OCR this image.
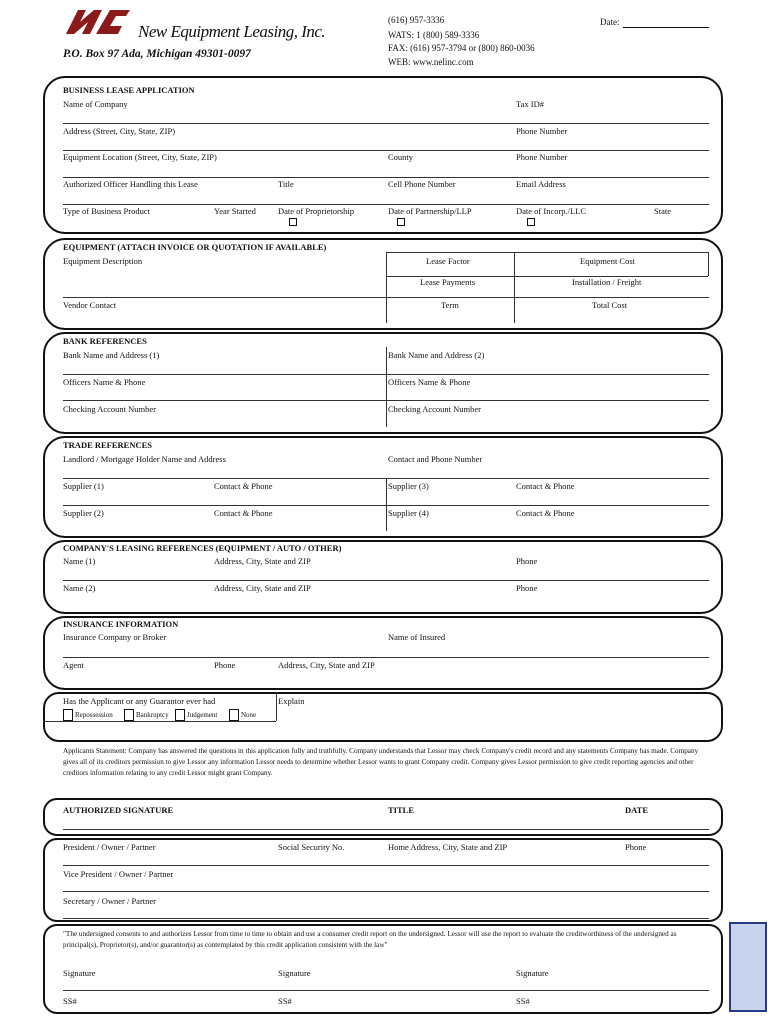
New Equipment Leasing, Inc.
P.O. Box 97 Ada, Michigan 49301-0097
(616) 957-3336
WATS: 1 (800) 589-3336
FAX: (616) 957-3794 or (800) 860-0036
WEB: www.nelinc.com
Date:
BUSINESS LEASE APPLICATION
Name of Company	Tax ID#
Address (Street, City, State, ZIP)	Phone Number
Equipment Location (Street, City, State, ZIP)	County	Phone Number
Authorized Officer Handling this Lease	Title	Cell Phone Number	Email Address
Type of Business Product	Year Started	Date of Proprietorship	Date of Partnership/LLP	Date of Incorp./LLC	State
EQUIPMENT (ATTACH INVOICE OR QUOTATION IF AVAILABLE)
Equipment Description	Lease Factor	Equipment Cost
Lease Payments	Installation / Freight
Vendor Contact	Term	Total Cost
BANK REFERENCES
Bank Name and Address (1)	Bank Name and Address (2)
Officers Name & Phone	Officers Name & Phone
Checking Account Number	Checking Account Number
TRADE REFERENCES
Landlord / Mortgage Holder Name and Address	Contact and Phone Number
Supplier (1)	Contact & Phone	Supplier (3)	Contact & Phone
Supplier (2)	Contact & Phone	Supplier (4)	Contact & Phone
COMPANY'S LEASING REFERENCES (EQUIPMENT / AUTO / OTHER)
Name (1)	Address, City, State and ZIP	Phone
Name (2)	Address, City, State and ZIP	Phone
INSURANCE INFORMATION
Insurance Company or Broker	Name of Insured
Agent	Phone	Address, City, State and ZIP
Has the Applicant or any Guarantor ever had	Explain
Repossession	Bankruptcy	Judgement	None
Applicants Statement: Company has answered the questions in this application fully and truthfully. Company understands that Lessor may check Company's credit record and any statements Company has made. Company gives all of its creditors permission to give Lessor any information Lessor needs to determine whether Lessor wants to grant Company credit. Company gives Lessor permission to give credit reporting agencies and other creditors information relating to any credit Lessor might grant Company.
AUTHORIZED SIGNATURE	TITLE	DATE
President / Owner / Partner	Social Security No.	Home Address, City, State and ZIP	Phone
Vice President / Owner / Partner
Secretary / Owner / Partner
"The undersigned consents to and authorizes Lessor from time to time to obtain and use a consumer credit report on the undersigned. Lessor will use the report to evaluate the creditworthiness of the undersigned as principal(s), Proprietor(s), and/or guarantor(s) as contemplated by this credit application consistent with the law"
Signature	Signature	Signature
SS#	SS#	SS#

◆ ◆ ◆ ◆ ◆

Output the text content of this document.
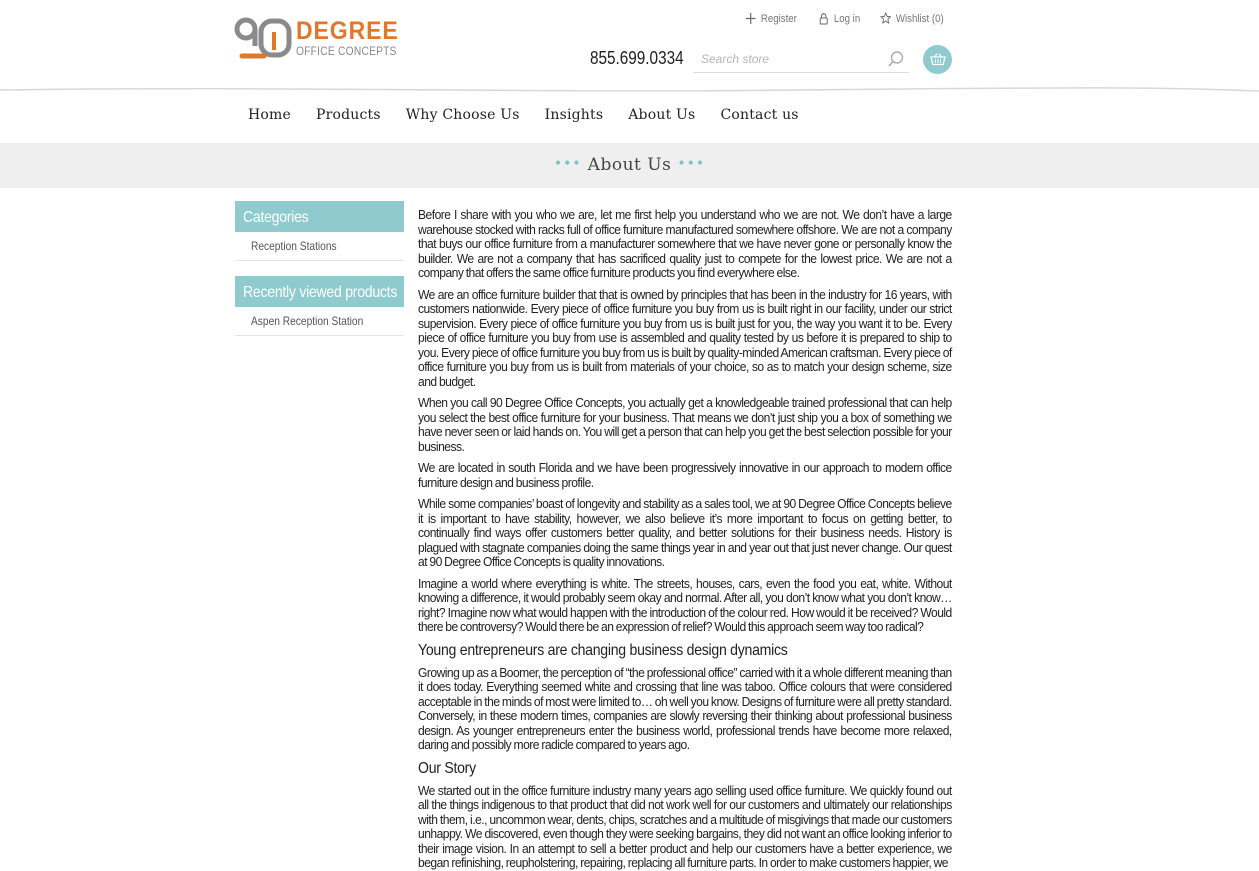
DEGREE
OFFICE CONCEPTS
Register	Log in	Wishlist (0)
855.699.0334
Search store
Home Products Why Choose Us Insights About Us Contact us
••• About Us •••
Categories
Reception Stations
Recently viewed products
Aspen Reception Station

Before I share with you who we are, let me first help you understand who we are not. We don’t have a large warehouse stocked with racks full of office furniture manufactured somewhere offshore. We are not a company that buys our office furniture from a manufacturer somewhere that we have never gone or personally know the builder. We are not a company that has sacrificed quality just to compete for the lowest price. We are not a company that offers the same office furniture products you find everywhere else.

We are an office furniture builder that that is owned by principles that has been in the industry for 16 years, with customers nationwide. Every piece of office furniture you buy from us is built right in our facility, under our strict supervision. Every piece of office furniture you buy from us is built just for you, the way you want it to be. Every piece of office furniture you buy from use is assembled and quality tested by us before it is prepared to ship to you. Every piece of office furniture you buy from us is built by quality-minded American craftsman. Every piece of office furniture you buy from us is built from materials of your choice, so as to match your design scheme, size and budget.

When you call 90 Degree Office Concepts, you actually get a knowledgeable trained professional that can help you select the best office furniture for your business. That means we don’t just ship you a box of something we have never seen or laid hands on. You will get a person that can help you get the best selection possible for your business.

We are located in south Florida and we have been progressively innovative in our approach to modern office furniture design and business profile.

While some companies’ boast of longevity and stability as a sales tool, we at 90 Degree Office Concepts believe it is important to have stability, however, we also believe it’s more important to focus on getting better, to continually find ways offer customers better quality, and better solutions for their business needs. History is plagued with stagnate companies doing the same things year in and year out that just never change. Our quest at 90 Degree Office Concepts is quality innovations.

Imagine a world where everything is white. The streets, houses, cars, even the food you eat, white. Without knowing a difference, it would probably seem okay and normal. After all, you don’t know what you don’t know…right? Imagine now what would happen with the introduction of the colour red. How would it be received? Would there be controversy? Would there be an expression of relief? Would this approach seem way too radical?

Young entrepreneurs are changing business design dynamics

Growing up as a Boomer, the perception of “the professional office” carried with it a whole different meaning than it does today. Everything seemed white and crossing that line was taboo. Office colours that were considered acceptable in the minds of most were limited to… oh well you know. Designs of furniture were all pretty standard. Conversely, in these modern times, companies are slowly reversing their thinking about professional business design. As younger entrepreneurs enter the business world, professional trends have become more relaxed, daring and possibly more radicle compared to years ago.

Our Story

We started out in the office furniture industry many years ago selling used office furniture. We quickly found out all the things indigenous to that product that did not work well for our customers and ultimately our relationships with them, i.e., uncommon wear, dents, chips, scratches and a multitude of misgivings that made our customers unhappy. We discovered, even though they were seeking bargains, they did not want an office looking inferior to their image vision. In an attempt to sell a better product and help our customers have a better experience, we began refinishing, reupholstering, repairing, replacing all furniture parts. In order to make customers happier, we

◆ ◆ ◆ ◆ ◆

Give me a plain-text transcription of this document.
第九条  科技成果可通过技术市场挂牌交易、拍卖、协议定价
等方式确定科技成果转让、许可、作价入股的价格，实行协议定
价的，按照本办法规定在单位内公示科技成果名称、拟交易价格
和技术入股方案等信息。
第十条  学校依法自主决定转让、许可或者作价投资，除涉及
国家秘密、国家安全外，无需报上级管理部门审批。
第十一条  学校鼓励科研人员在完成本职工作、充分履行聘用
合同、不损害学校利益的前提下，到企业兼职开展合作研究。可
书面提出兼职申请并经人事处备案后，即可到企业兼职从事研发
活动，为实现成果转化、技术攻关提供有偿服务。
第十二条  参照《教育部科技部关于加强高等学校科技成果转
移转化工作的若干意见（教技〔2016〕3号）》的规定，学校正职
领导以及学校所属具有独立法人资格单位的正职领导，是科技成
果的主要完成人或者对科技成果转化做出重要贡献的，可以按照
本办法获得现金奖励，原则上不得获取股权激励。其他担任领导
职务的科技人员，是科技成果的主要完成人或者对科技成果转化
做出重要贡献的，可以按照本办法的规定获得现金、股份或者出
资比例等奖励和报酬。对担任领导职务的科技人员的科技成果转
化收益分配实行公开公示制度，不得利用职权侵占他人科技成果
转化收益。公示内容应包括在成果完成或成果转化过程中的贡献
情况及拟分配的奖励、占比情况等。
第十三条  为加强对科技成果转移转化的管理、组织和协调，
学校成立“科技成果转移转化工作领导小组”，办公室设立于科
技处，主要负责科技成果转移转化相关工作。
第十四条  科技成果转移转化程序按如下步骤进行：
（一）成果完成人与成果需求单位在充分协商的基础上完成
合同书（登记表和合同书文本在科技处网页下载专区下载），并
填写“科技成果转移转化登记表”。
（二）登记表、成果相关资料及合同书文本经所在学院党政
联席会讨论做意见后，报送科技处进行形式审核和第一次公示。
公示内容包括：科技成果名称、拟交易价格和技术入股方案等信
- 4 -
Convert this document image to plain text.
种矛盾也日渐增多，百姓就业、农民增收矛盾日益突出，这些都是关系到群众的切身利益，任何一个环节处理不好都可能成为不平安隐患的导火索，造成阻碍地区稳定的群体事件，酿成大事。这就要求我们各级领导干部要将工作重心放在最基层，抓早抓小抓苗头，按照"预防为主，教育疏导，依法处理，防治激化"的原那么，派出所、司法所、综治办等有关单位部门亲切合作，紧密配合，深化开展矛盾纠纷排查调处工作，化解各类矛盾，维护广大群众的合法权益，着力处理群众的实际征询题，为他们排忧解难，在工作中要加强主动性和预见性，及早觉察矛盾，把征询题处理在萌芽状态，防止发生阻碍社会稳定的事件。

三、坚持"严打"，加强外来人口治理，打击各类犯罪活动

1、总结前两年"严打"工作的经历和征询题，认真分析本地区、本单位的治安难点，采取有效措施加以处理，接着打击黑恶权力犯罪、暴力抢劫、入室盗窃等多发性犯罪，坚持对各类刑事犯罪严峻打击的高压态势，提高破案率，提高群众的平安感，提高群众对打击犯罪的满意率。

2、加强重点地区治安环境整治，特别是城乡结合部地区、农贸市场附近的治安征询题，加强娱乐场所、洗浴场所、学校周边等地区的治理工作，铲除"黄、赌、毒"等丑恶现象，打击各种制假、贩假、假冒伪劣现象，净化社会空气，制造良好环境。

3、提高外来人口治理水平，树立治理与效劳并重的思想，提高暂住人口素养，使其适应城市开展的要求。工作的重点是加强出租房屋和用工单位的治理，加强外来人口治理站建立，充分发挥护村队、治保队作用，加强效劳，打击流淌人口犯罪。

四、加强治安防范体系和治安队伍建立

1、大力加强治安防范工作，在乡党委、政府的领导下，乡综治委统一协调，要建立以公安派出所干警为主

◆ ◆ ◆ ◆ ◆

Pull every line containing "Number" out of the data above.

- **SOLUTION TO THE EXERCISE**
Address (Street, City, State, ZIP)	Phone Number
Equipment Location (Street, City, State, ZIP)	County	Phone Number
Authorized Officer Handling this Lease	Title	Cell Phone Number	Email Address
Checking Account Number	Checking Account Number
Landlord / Mortgage Holder Name and Address	Contact and Phone Number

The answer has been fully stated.